-- BEGIN --

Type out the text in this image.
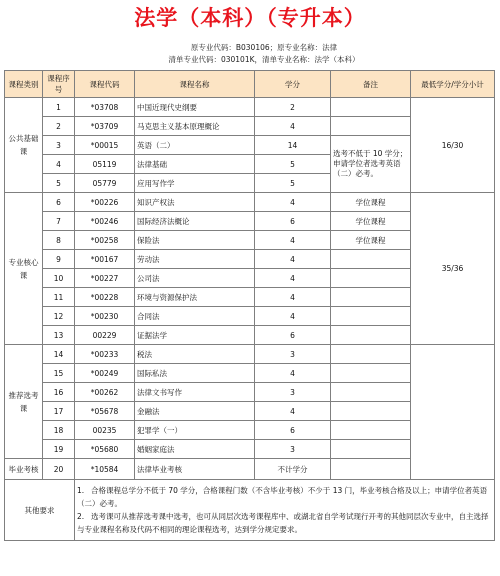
法学（本科）（专升本）
原专业代码：B030106；原专业名称：法律
清单专业代码：030101K，清单专业名称：法学（本科）
课程类别	课程序号	课程代码	课程名称	学分	备注	最低学分/学分小计
公共基础课	1	*03708	中国近现代史纲要	2		16/30
	2	*03709	马克思主义基本原理概论	4		
	3	*00015	英语（二）	14	选考不低于 10 学分；申请学位者选考英语（二）必考。	
	4	05119	法律基础	5		
	5	05779	应用写作学	5		
专业核心课	6	*00226	知识产权法	4	学位课程	35/36
	7	*00246	国际经济法概论	6	学位课程	
	8	*00258	保险法	4	学位课程	
	9	*00167	劳动法	4		
	10	*00227	公司法	4		
	11	*00228	环境与资源保护法	4		
	12	*00230	合同法	4		
	13	00229	证据法学	6		
推荐选考课	14	*00233	税法	3		
	15	*00249	国际私法	4		
	16	*00262	法律文书写作	3		
	17	*05678	金融法	4		
	18	00235	犯罪学（一）	6		
	19	*05680	婚姻家庭法	3		
毕业考核	20	*10584	法律毕业考核	不计学分		
其他要求		1. 合格课程总学分不低于 70 学分，合格课程门数（不含毕业考核）不少于 13 门，毕业考核合格及以上；申请学位者英语（二）必考。
2. 选考课可从推荐选考课中选考，也可从同层次选考课程库中、或湖北省自学考试现行开考的其他同层次专业中，自主选择与专业课程名称及代码不相同的理论课程选考，达到学分规定要求。				
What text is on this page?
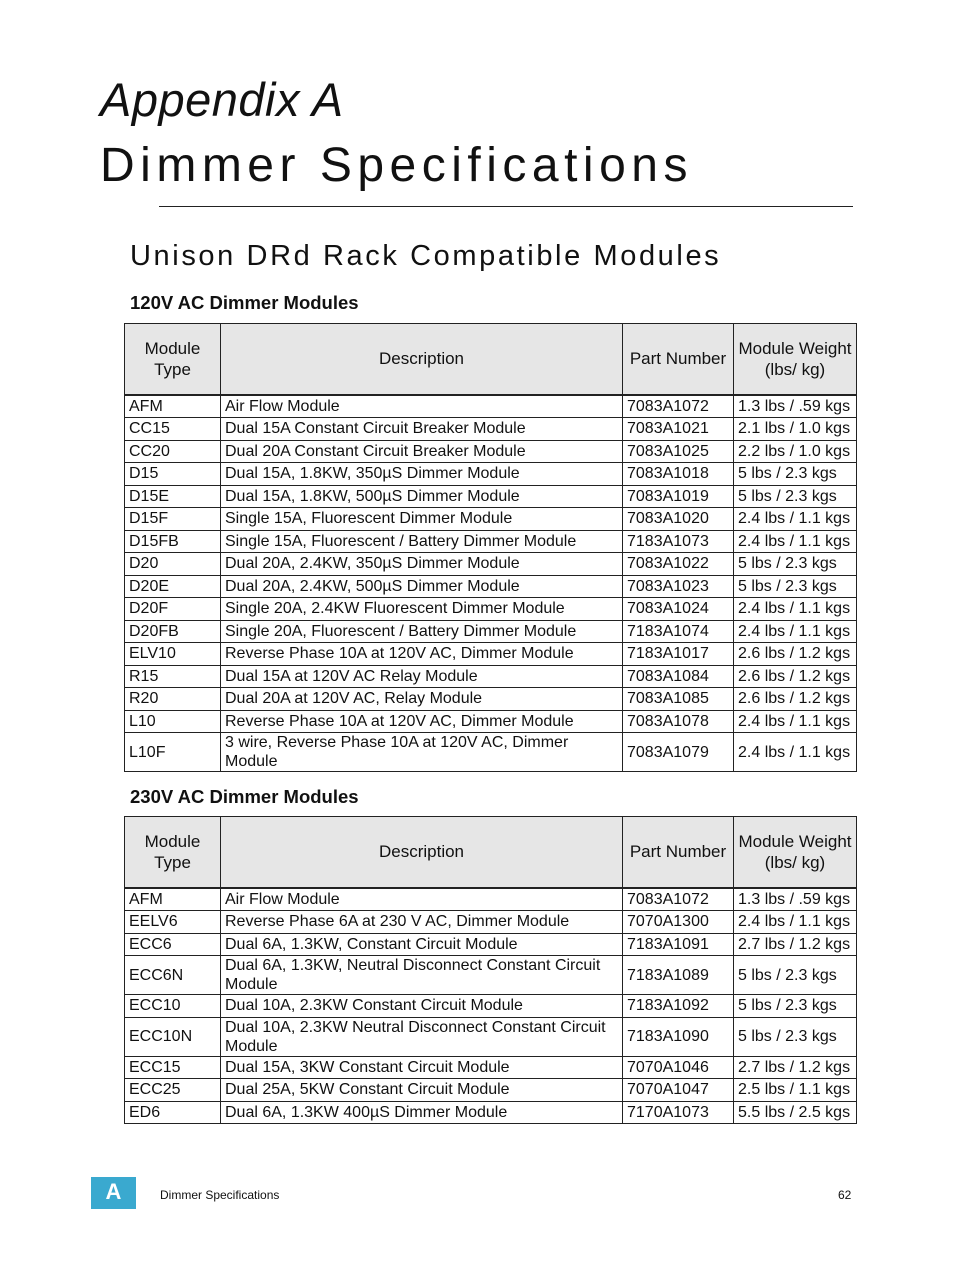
Appendix A
Dimmer Specifications
Unison DRd Rack Compatible Modules
120V AC Dimmer Modules
Module Type	Description	Part Number	Module Weight (lbs/ kg)
AFM	Air Flow Module	7083A1072	1.3 lbs / .59 kgs
CC15	Dual 15A Constant Circuit Breaker Module	7083A1021	2.1 lbs / 1.0 kgs
CC20	Dual 20A Constant Circuit Breaker Module	7083A1025	2.2 lbs / 1.0 kgs
D15	Dual 15A, 1.8KW, 350µS Dimmer Module	7083A1018	5 lbs / 2.3 kgs
D15E	Dual 15A, 1.8KW, 500µS Dimmer Module	7083A1019	5 lbs / 2.3 kgs
D15F	Single 15A, Fluorescent Dimmer Module	7083A1020	2.4 lbs / 1.1 kgs
D15FB	Single 15A, Fluorescent / Battery Dimmer Module	7183A1073	2.4 lbs / 1.1 kgs
D20	Dual 20A, 2.4KW, 350µS Dimmer Module	7083A1022	5 lbs / 2.3 kgs
D20E	Dual 20A, 2.4KW, 500µS Dimmer Module	7083A1023	5 lbs / 2.3 kgs
D20F	Single 20A, 2.4KW Fluorescent Dimmer Module	7083A1024	2.4 lbs / 1.1 kgs
D20FB	Single 20A, Fluorescent / Battery Dimmer Module	7183A1074	2.4 lbs / 1.1 kgs
ELV10	Reverse Phase 10A at 120V AC, Dimmer Module	7183A1017	2.6 lbs / 1.2 kgs
R15	Dual 15A at 120V AC Relay Module	7083A1084	2.6 lbs / 1.2 kgs
R20	Dual 20A at 120V AC, Relay Module	7083A1085	2.6 lbs / 1.2 kgs
L10	Reverse Phase 10A at 120V AC, Dimmer Module	7083A1078	2.4 lbs / 1.1 kgs
L10F	3 wire, Reverse Phase 10A at 120V AC, Dimmer Module	7083A1079	2.4 lbs / 1.1 kgs
230V AC Dimmer Modules
Module Type	Description	Part Number	Module Weight (lbs/ kg)
AFM	Air Flow Module	7083A1072	1.3 lbs / .59 kgs
EELV6	Reverse Phase 6A at 230 V AC, Dimmer Module	7070A1300	2.4 lbs / 1.1 kgs
ECC6	Dual 6A, 1.3KW, Constant Circuit Module	7183A1091	2.7 lbs / 1.2 kgs
ECC6N	Dual 6A, 1.3KW, Neutral Disconnect Constant Circuit Module	7183A1089	5 lbs / 2.3 kgs
ECC10	Dual 10A, 2.3KW Constant Circuit Module	7183A1092	5 lbs / 2.3 kgs
ECC10N	Dual 10A, 2.3KW Neutral Disconnect Constant Circuit Module	7183A1090	5 lbs / 2.3 kgs
ECC15	Dual 15A, 3KW Constant Circuit Module	7070A1046	2.7 lbs / 1.2 kgs
ECC25	Dual 25A, 5KW Constant Circuit Module	7070A1047	2.5 lbs / 1.1 kgs
ED6	Dual 6A, 1.3KW 400µS Dimmer Module	7170A1073	5.5 lbs / 2.5 kgs
A	Dimmer Specifications	62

-- END --

Transcribe all the data word for word; the images stay out.

### FULL RESPONSE
Type out the text in this image.
法学（本科）（专升本）
原专业代码：B030106；原专业名称：法律
清单专业代码：030101K，清单专业名称：法学（本科）
课程类别	课程序号	课程代码	课程名称	学分	备注	最低学分/学分小计
公共基础课	1	*03708	中国近现代史纲要	2		16/30
	2	*03709	马克思主义基本原理概论	4		
	3	*00015	英语（二）	14	选考不低于 10 学分；申请学位者选考英语（二）必考。	
	4	05119	法律基础	5		
	5	05779	应用写作学	5		
专业核心课	6	*00226	知识产权法	4	学位课程	35/36
	7	*00246	国际经济法概论	6	学位课程	
	8	*00258	保险法	4	学位课程	
	9	*00167	劳动法	4		
	10	*00227	公司法	4		
	11	*00228	环境与资源保护法	4		
	12	*00230	合同法	4		
	13	00229	证据法学	6		
推荐选考课	14	*00233	税法	3		
	15	*00249	国际私法	4		
	16	*00262	法律文书写作	3		
	17	*05678	金融法	4		
	18	00235	犯罪学（一）	6		
	19	*05680	婚姻家庭法	3		
毕业考核	20	*10584	法律毕业考核	不计学分		
其他要求		1. 合格课程总学分不低于 70 学分，合格课程门数（不含毕业考核）不少于 13 门，毕业考核合格及以上；申请学位者英语（二）必考。
2. 选考课可从推荐选考课中选考，也可从同层次选考课程库中、或湖北省自学考试现行开考的其他同层次专业中，自主选择与专业课程名称及代码不相同的理论课程选考，达到学分规定要求。				
What text is on this page?
Appendix A
Dimmer Specifications
Unison DRd Rack Compatible Modules
120V AC Dimmer Modules
Module Type	Description	Part Number	Module Weight (lbs/ kg)
AFM	Air Flow Module	7083A1072	1.3 lbs / .59 kgs
CC15	Dual 15A Constant Circuit Breaker Module	7083A1021	2.1 lbs / 1.0 kgs
CC20	Dual 20A Constant Circuit Breaker Module	7083A1025	2.2 lbs / 1.0 kgs
D15	Dual 15A, 1.8KW, 350µS Dimmer Module	7083A1018	5 lbs / 2.3 kgs
D15E	Dual 15A, 1.8KW, 500µS Dimmer Module	7083A1019	5 lbs / 2.3 kgs
D15F	Single 15A, Fluorescent Dimmer Module	7083A1020	2.4 lbs / 1.1 kgs
D15FB	Single 15A, Fluorescent / Battery Dimmer Module	7183A1073	2.4 lbs / 1.1 kgs
D20	Dual 20A, 2.4KW, 350µS Dimmer Module	7083A1022	5 lbs / 2.3 kgs
D20E	Dual 20A, 2.4KW, 500µS Dimmer Module	7083A1023	5 lbs / 2.3 kgs
D20F	Single 20A, 2.4KW Fluorescent Dimmer Module	7083A1024	2.4 lbs / 1.1 kgs
D20FB	Single 20A, Fluorescent / Battery Dimmer Module	7183A1074	2.4 lbs / 1.1 kgs
ELV10	Reverse Phase 10A at 120V AC, Dimmer Module	7183A1017	2.6 lbs / 1.2 kgs
R15	Dual 15A at 120V AC Relay Module	7083A1084	2.6 lbs / 1.2 kgs
R20	Dual 20A at 120V AC, Relay Module	7083A1085	2.6 lbs / 1.2 kgs
L10	Reverse Phase 10A at 120V AC, Dimmer Module	7083A1078	2.4 lbs / 1.1 kgs
L10F	3 wire, Reverse Phase 10A at 120V AC, Dimmer Module	7083A1079	2.4 lbs / 1.1 kgs
230V AC Dimmer Modules
Module Type	Description	Part Number	Module Weight (lbs/ kg)
AFM	Air Flow Module	7083A1072	1.3 lbs / .59 kgs
EELV6	Reverse Phase 6A at 230 V AC, Dimmer Module	7070A1300	2.4 lbs / 1.1 kgs
ECC6	Dual 6A, 1.3KW, Constant Circuit Module	7183A1091	2.7 lbs / 1.2 kgs
ECC6N	Dual 6A, 1.3KW, Neutral Disconnect Constant Circuit Module	7183A1089	5 lbs / 2.3 kgs
ECC10	Dual 10A, 2.3KW Constant Circuit Module	7183A1092	5 lbs / 2.3 kgs
ECC10N	Dual 10A, 2.3KW Neutral Disconnect Constant Circuit Module	7183A1090	5 lbs / 2.3 kgs
ECC15	Dual 15A, 3KW Constant Circuit Module	7070A1046	2.7 lbs / 1.2 kgs
ECC25	Dual 25A, 5KW Constant Circuit Module	7070A1047	2.5 lbs / 1.1 kgs
ED6	Dual 6A, 1.3KW 400µS Dimmer Module	7170A1073	5.5 lbs / 2.5 kgs
A	Dimmer Specifications	62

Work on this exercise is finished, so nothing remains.